[Dataset excerpts]

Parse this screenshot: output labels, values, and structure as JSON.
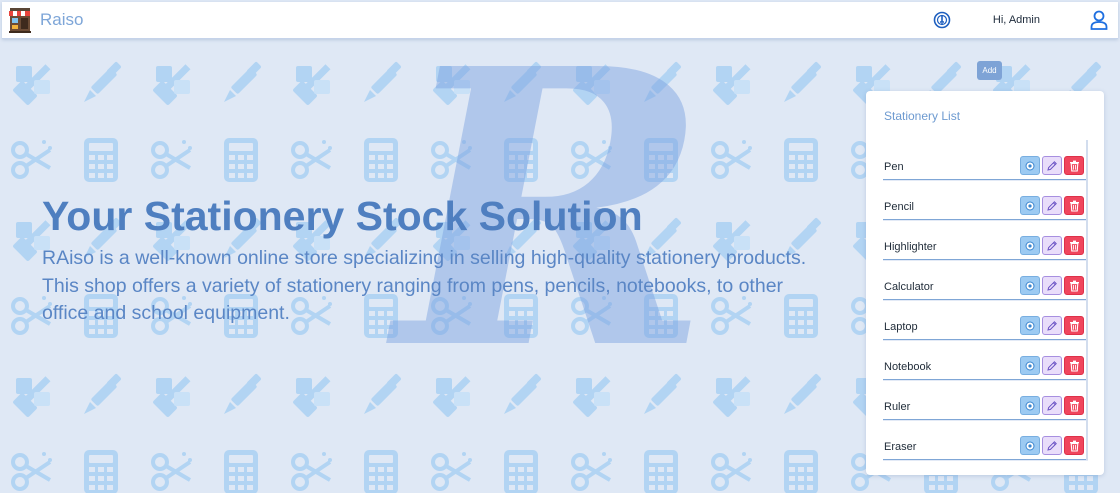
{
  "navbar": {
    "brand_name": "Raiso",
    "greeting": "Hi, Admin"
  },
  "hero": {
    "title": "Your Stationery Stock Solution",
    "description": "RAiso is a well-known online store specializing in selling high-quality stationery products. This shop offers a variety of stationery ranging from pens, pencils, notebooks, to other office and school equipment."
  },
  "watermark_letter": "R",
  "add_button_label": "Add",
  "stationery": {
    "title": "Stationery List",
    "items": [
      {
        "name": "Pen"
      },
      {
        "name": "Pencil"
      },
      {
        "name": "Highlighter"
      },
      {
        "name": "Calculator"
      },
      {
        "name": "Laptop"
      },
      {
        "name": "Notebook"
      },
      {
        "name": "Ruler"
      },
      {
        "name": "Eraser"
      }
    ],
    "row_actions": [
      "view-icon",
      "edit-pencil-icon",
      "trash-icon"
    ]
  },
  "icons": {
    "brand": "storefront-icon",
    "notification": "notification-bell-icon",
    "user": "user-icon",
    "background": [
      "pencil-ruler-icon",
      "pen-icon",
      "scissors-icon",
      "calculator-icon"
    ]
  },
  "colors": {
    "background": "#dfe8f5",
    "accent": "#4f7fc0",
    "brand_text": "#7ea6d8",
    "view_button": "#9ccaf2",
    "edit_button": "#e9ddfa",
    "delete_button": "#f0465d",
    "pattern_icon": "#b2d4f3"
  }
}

**TASK INSTRUCTIONS**
Every record above should be written out again without change, except that the pictures are left out.

**ANSWER FOR THIS EXERCISE**
Parse this screenshot: output labels, values, and structure as JSON.
{
  "navbar": {
    "brand_name": "Raiso",
    "greeting": "Hi, Admin"
  },
  "hero": {
    "title": "Your Stationery Stock Solution",
    "description": "RAiso is a well-known online store specializing in selling high-quality stationery products. This shop offers a variety of stationery ranging from pens, pencils, notebooks, to other office and school equipment."
  },
  "watermark_letter": "R",
  "add_button_label": "Add",
  "stationery": {
    "title": "Stationery List",
    "items": [
      {
        "name": "Pen"
      },
      {
        "name": "Pencil"
      },
      {
        "name": "Highlighter"
      },
      {
        "name": "Calculator"
      },
      {
        "name": "Laptop"
      },
      {
        "name": "Notebook"
      },
      {
        "name": "Ruler"
      },
      {
        "name": "Eraser"
      }
    ],
    "row_actions": [
      "view-icon",
      "edit-pencil-icon",
      "trash-icon"
    ]
  },
  "icons": {
    "brand": "storefront-icon",
    "notification": "notification-bell-icon",
    "user": "user-icon",
    "background": [
      "pencil-ruler-icon",
      "pen-icon",
      "scissors-icon",
      "calculator-icon"
    ]
  },
  "colors": {
    "background": "#dfe8f5",
    "accent": "#4f7fc0",
    "brand_text": "#7ea6d8",
    "view_button": "#9ccaf2",
    "edit_button": "#e9ddfa",
    "delete_button": "#f0465d",
    "pattern_icon": "#b2d4f3"
  }
}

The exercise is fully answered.